WHAT YOU ARE ASKED TO DO: Would you transcribe the whole listing exactly, minus its pictures?

[Rows from a figure dataset]

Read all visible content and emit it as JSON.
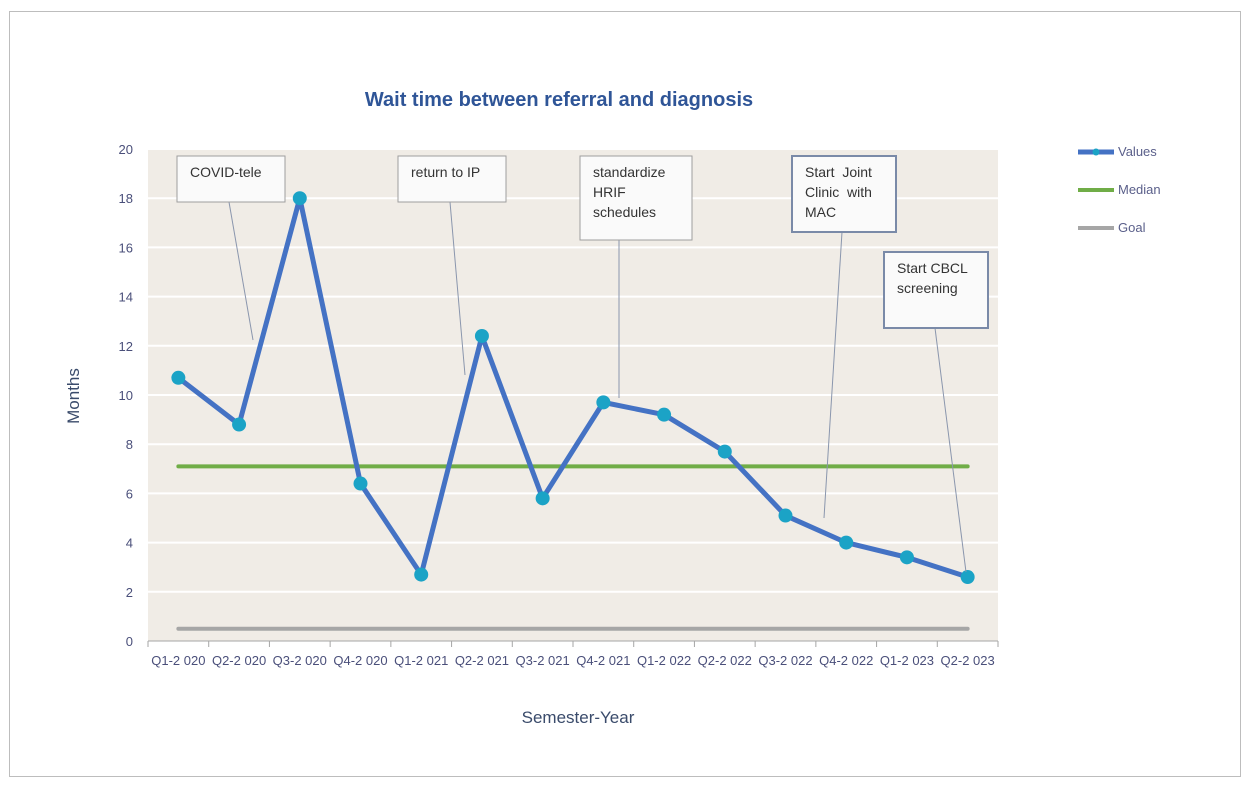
{
  "chart_data": {
    "type": "line",
    "title": "Wait time between referral and diagnosis",
    "xlabel": "Semester-Year",
    "ylabel": "Months",
    "ylim": [
      0,
      20
    ],
    "yticks": [
      0,
      2,
      4,
      6,
      8,
      10,
      12,
      14,
      16,
      18,
      20
    ],
    "grid": true,
    "legend_position": "right",
    "categories": [
      "Q1-2020",
      "Q2-2020",
      "Q3-2020",
      "Q4-2020",
      "Q1-2021",
      "Q2-2021",
      "Q3-2021",
      "Q4-2021",
      "Q1-2022",
      "Q2-2022",
      "Q3-2022",
      "Q4-2022",
      "Q1-2023",
      "Q2-2023"
    ],
    "category_labels": [
      "Q1-2 020",
      "Q2-2 020",
      "Q3-2 020",
      "Q4-2 020",
      "Q1-2 021",
      "Q2-2 021",
      "Q3-2 021",
      "Q4-2 021",
      "Q1-2 022",
      "Q2-2 022",
      "Q3-2 022",
      "Q4-2 022",
      "Q1-2 023",
      "Q2-2 023"
    ],
    "series": [
      {
        "name": "Values",
        "color": "#4472c4",
        "marker_color": "#1ba3c6",
        "values": [
          10.7,
          8.8,
          18.0,
          6.4,
          2.7,
          12.4,
          5.8,
          9.7,
          9.2,
          7.7,
          5.1,
          4.0,
          3.4,
          2.6
        ]
      },
      {
        "name": "Median",
        "color": "#70ad47",
        "values": [
          7.1,
          7.1,
          7.1,
          7.1,
          7.1,
          7.1,
          7.1,
          7.1,
          7.1,
          7.1,
          7.1,
          7.1,
          7.1,
          7.1
        ]
      },
      {
        "name": "Goal",
        "color": "#a6a6a6",
        "values": [
          0.5,
          0.5,
          0.5,
          0.5,
          0.5,
          0.5,
          0.5,
          0.5,
          0.5,
          0.5,
          0.5,
          0.5,
          0.5,
          0.5
        ]
      }
    ],
    "annotations": [
      {
        "lines": [
          "COVID-tele"
        ],
        "target_category": "Q3-2020"
      },
      {
        "lines": [
          "return to IP"
        ],
        "target_category": "Q2-2021"
      },
      {
        "lines": [
          "standardize",
          "HRIF",
          "schedules"
        ],
        "target_category": "Q4-2021"
      },
      {
        "lines": [
          "Start  Joint",
          "Clinic  with",
          "MAC"
        ],
        "target_category": "Q4-2022"
      },
      {
        "lines": [
          "Start CBCL",
          "screening"
        ],
        "target_category": "Q2-2023"
      }
    ],
    "colors": {
      "plot_background": "#f0ece6",
      "gridline": "#ffffff",
      "axis": "#a6a6a6"
    }
  }
}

TASK ANSWER:
Read all visible content and emit it as JSON.
{
  "chart_data": {
    "type": "line",
    "title": "Wait time between referral and diagnosis",
    "xlabel": "Semester-Year",
    "ylabel": "Months",
    "ylim": [
      0,
      20
    ],
    "yticks": [
      0,
      2,
      4,
      6,
      8,
      10,
      12,
      14,
      16,
      18,
      20
    ],
    "grid": true,
    "legend_position": "right",
    "categories": [
      "Q1-2020",
      "Q2-2020",
      "Q3-2020",
      "Q4-2020",
      "Q1-2021",
      "Q2-2021",
      "Q3-2021",
      "Q4-2021",
      "Q1-2022",
      "Q2-2022",
      "Q3-2022",
      "Q4-2022",
      "Q1-2023",
      "Q2-2023"
    ],
    "category_labels": [
      "Q1-2 020",
      "Q2-2 020",
      "Q3-2 020",
      "Q4-2 020",
      "Q1-2 021",
      "Q2-2 021",
      "Q3-2 021",
      "Q4-2 021",
      "Q1-2 022",
      "Q2-2 022",
      "Q3-2 022",
      "Q4-2 022",
      "Q1-2 023",
      "Q2-2 023"
    ],
    "series": [
      {
        "name": "Values",
        "color": "#4472c4",
        "marker_color": "#1ba3c6",
        "values": [
          10.7,
          8.8,
          18.0,
          6.4,
          2.7,
          12.4,
          5.8,
          9.7,
          9.2,
          7.7,
          5.1,
          4.0,
          3.4,
          2.6
        ]
      },
      {
        "name": "Median",
        "color": "#70ad47",
        "values": [
          7.1,
          7.1,
          7.1,
          7.1,
          7.1,
          7.1,
          7.1,
          7.1,
          7.1,
          7.1,
          7.1,
          7.1,
          7.1,
          7.1
        ]
      },
      {
        "name": "Goal",
        "color": "#a6a6a6",
        "values": [
          0.5,
          0.5,
          0.5,
          0.5,
          0.5,
          0.5,
          0.5,
          0.5,
          0.5,
          0.5,
          0.5,
          0.5,
          0.5,
          0.5
        ]
      }
    ],
    "annotations": [
      {
        "lines": [
          "COVID-tele"
        ],
        "target_category": "Q3-2020"
      },
      {
        "lines": [
          "return to IP"
        ],
        "target_category": "Q2-2021"
      },
      {
        "lines": [
          "standardize",
          "HRIF",
          "schedules"
        ],
        "target_category": "Q4-2021"
      },
      {
        "lines": [
          "Start  Joint",
          "Clinic  with",
          "MAC"
        ],
        "target_category": "Q4-2022"
      },
      {
        "lines": [
          "Start CBCL",
          "screening"
        ],
        "target_category": "Q2-2023"
      }
    ],
    "colors": {
      "plot_background": "#f0ece6",
      "gridline": "#ffffff",
      "axis": "#a6a6a6"
    }
  }
}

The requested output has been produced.